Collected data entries

* BEGIN *

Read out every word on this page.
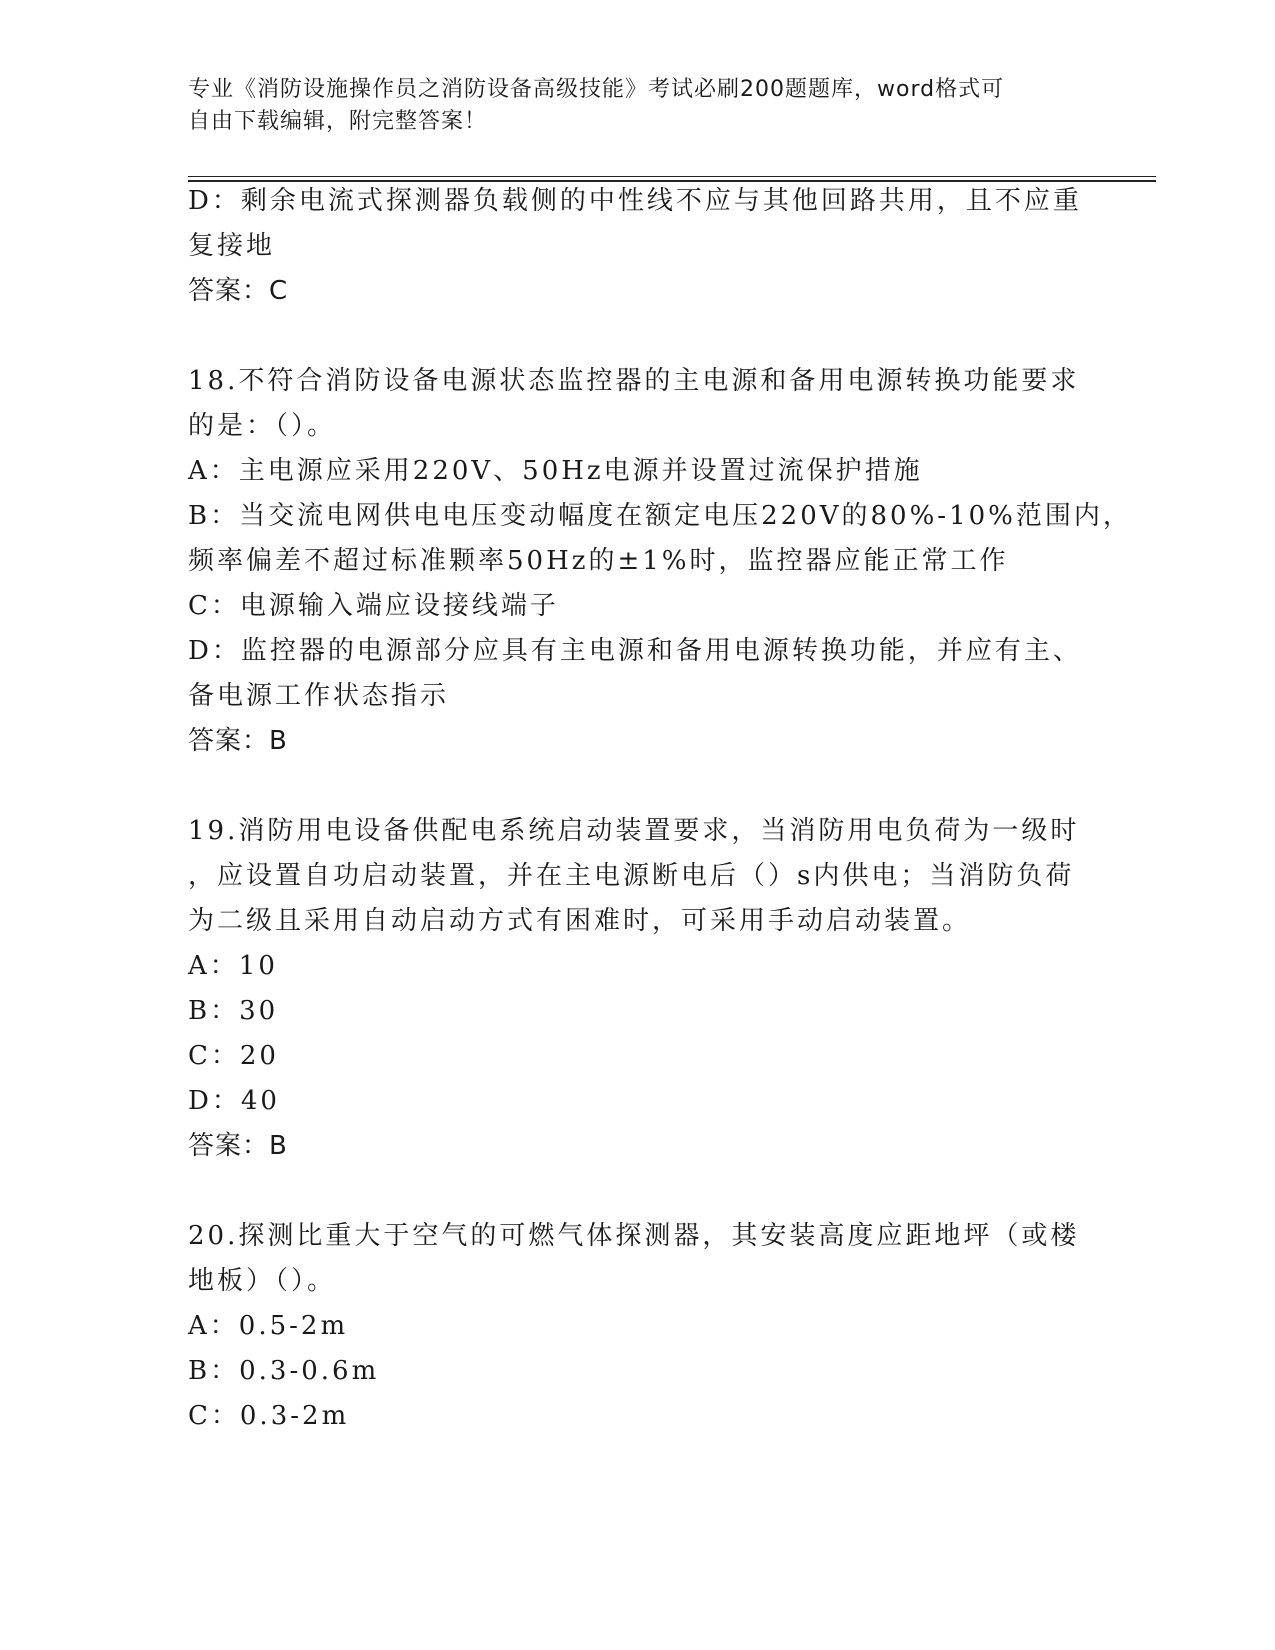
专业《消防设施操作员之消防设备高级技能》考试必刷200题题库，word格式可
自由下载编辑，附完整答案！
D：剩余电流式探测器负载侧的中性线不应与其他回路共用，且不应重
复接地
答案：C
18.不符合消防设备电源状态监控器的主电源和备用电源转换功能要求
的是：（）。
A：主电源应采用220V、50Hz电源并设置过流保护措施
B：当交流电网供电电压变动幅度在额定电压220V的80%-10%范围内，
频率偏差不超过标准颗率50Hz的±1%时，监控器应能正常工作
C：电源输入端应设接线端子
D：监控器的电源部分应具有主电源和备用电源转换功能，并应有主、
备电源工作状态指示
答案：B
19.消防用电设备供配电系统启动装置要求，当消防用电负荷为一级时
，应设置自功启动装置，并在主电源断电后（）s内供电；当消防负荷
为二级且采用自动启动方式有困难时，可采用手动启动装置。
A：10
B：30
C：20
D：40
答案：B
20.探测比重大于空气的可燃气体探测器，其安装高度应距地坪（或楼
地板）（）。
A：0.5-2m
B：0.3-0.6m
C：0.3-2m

* END *
* BEGIN *

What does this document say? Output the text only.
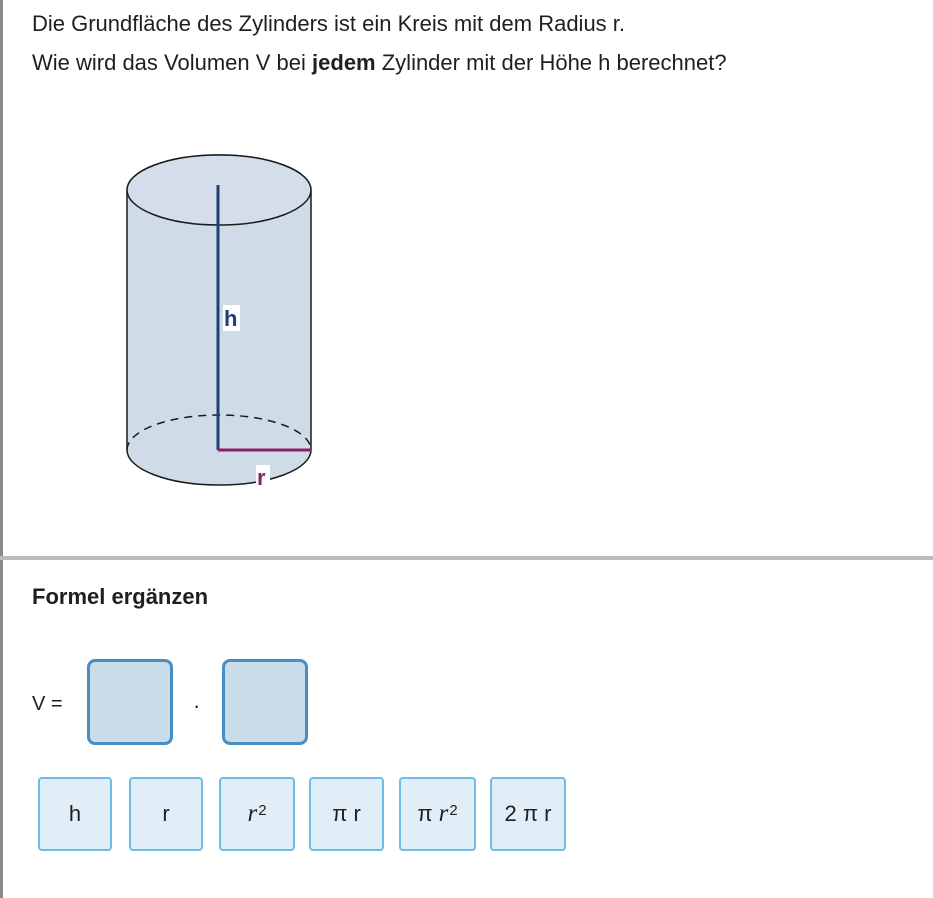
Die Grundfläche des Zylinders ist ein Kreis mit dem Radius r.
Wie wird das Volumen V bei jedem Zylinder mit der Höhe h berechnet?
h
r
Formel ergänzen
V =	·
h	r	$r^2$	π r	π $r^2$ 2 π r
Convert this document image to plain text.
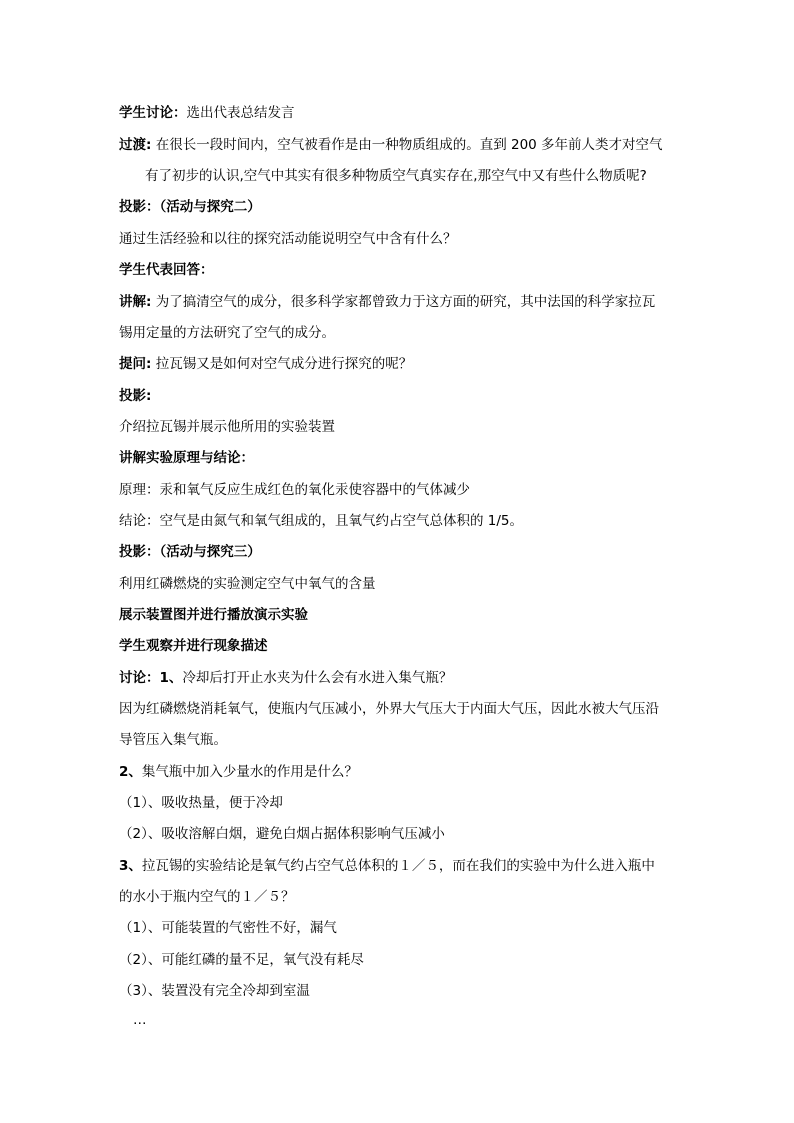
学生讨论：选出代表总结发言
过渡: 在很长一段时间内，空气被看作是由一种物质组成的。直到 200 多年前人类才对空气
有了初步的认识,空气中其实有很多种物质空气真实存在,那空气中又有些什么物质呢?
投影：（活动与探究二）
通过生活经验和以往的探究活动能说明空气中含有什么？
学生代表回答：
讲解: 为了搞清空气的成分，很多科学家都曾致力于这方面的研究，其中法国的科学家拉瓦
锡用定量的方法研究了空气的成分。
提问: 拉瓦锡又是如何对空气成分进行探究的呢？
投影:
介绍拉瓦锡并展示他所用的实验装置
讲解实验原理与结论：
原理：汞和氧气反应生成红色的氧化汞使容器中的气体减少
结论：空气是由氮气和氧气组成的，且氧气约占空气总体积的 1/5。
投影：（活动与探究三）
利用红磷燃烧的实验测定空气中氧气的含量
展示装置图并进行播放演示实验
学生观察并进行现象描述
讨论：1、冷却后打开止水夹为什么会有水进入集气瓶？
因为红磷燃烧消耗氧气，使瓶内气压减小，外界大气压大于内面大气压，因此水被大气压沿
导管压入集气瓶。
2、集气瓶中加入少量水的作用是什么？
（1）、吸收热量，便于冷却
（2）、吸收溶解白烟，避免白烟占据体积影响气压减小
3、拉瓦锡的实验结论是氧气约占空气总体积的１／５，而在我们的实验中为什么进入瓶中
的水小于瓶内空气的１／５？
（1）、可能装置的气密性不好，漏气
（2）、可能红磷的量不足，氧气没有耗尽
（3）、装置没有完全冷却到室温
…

* END *

## JOB
Pull every line containing the word "text" out of the material.

## SOLVED PROBLEM
What does this document say? Output the text only.
Convert this document image to plain text.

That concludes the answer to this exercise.